= INSTRUCTIONS FOR THE TASK =
Wherever a line holds the word "program", copy that line out.

= WORKING DATA =

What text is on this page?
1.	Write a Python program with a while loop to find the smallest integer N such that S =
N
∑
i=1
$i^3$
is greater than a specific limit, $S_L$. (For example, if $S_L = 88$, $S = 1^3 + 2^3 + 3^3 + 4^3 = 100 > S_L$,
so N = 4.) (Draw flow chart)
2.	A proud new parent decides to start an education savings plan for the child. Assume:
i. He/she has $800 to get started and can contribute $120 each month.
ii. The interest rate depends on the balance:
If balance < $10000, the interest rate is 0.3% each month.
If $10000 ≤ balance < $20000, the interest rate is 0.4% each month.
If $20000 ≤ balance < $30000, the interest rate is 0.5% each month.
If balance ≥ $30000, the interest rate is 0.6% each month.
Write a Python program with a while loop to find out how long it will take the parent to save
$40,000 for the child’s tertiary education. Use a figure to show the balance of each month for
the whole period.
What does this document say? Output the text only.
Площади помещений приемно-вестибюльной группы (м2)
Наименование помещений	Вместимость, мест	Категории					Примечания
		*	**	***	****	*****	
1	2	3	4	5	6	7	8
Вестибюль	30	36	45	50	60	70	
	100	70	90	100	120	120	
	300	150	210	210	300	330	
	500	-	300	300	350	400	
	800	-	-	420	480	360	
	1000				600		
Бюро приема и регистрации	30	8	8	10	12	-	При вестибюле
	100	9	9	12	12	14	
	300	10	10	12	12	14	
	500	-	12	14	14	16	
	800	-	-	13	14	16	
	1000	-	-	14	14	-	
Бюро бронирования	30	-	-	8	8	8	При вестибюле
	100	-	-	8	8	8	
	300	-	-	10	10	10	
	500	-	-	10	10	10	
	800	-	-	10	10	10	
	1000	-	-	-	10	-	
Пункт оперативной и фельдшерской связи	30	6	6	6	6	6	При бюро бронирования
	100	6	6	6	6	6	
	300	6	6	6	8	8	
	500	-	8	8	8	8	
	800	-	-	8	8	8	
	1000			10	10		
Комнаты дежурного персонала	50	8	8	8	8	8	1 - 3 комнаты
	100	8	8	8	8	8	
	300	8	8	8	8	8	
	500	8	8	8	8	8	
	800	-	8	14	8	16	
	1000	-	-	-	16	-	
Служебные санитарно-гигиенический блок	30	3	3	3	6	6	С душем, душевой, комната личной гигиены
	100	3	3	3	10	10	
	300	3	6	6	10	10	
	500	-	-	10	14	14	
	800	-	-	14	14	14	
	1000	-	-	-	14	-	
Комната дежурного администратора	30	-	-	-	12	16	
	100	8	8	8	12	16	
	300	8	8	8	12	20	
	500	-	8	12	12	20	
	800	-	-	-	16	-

= THE SOLUTION =
1.	Write a Python program with a while loop to find the smallest integer N such that S =
Write a Python program with a while loop to find out how long it will take the parent to save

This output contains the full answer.